Records for this task:

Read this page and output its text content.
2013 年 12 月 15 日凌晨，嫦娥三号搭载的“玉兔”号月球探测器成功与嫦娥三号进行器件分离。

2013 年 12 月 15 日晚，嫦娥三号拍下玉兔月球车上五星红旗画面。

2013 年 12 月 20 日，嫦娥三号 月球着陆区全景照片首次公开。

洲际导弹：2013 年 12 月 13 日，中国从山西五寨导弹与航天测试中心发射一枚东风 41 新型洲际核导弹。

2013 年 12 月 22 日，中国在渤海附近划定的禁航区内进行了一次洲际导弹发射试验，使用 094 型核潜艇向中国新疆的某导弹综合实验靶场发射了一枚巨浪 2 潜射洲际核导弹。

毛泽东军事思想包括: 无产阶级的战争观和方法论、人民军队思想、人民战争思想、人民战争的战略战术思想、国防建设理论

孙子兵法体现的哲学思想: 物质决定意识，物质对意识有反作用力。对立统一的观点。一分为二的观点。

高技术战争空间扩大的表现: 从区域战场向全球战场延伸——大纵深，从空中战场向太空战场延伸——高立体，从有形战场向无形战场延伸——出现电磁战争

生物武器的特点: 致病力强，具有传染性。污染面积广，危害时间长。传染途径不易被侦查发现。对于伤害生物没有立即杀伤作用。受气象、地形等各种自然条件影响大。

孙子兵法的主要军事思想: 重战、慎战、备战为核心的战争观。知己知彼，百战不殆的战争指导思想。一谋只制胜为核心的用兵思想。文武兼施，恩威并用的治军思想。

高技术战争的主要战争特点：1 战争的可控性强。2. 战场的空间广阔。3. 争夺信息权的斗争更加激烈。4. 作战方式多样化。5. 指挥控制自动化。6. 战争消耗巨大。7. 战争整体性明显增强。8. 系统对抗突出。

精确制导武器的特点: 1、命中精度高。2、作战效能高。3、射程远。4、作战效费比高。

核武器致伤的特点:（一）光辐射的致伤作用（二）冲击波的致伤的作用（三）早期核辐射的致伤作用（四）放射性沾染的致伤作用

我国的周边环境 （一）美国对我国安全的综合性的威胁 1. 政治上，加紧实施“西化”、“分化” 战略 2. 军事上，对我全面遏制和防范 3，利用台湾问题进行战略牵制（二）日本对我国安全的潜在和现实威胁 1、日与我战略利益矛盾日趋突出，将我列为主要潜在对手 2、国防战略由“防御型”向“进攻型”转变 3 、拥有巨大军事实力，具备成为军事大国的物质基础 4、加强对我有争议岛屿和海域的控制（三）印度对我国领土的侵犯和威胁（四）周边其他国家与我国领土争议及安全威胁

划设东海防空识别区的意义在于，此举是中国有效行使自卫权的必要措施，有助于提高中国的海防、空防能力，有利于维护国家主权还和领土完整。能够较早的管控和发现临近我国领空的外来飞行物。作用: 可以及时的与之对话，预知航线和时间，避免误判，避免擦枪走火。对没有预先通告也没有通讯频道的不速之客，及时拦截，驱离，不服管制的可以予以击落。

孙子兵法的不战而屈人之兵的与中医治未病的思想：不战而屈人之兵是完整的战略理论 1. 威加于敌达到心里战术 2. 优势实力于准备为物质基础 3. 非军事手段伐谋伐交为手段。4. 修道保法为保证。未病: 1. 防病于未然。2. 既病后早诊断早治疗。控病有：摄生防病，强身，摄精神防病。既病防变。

Stated problem: Set down every line of the listing above again, exactly as given.

Solution to this exercise:
Read this page and output its text content.
2013 年 12 月 15 日凌晨，嫦娥三号搭载的“玉兔”号月球探测器成功与嫦娥三号进行器件分离。

2013 年 12 月 15 日晚，嫦娥三号拍下玉兔月球车上五星红旗画面。

2013 年 12 月 20 日，嫦娥三号 月球着陆区全景照片首次公开。

洲际导弹：2013 年 12 月 13 日，中国从山西五寨导弹与航天测试中心发射一枚东风 41 新型洲际核导弹。

2013 年 12 月 22 日，中国在渤海附近划定的禁航区内进行了一次洲际导弹发射试验，使用 094 型核潜艇向中国新疆的某导弹综合实验靶场发射了一枚巨浪 2 潜射洲际核导弹。

毛泽东军事思想包括: 无产阶级的战争观和方法论、人民军队思想、人民战争思想、人民战争的战略战术思想、国防建设理论

孙子兵法体现的哲学思想: 物质决定意识，物质对意识有反作用力。对立统一的观点。一分为二的观点。

高技术战争空间扩大的表现: 从区域战场向全球战场延伸——大纵深，从空中战场向太空战场延伸——高立体，从有形战场向无形战场延伸——出现电磁战争

生物武器的特点: 致病力强，具有传染性。污染面积广，危害时间长。传染途径不易被侦查发现。对于伤害生物没有立即杀伤作用。受气象、地形等各种自然条件影响大。

孙子兵法的主要军事思想: 重战、慎战、备战为核心的战争观。知己知彼，百战不殆的战争指导思想。一谋只制胜为核心的用兵思想。文武兼施，恩威并用的治军思想。

高技术战争的主要战争特点：1 战争的可控性强。2. 战场的空间广阔。3. 争夺信息权的斗争更加激烈。4. 作战方式多样化。5. 指挥控制自动化。6. 战争消耗巨大。7. 战争整体性明显增强。8. 系统对抗突出。

精确制导武器的特点: 1、命中精度高。2、作战效能高。3、射程远。4、作战效费比高。

核武器致伤的特点:（一）光辐射的致伤作用（二）冲击波的致伤的作用（三）早期核辐射的致伤作用（四）放射性沾染的致伤作用

我国的周边环境 （一）美国对我国安全的综合性的威胁 1. 政治上，加紧实施“西化”、“分化” 战略 2. 军事上，对我全面遏制和防范 3，利用台湾问题进行战略牵制（二）日本对我国安全的潜在和现实威胁 1、日与我战略利益矛盾日趋突出，将我列为主要潜在对手 2、国防战略由“防御型”向“进攻型”转变 3 、拥有巨大军事实力，具备成为军事大国的物质基础 4、加强对我有争议岛屿和海域的控制（三）印度对我国领土的侵犯和威胁（四）周边其他国家与我国领土争议及安全威胁

划设东海防空识别区的意义在于，此举是中国有效行使自卫权的必要措施，有助于提高中国的海防、空防能力，有利于维护国家主权还和领土完整。能够较早的管控和发现临近我国领空的外来飞行物。作用: 可以及时的与之对话，预知航线和时间，避免误判，避免擦枪走火。对没有预先通告也没有通讯频道的不速之客，及时拦截，驱离，不服管制的可以予以击落。

孙子兵法的不战而屈人之兵的与中医治未病的思想：不战而屈人之兵是完整的战略理论 1. 威加于敌达到心里战术 2. 优势实力于准备为物质基础 3. 非军事手段伐谋伐交为手段。4. 修道保法为保证。未病: 1. 防病于未然。2. 既病后早诊断早治疗。控病有：摄生防病，强身，摄精神防病。既病防变。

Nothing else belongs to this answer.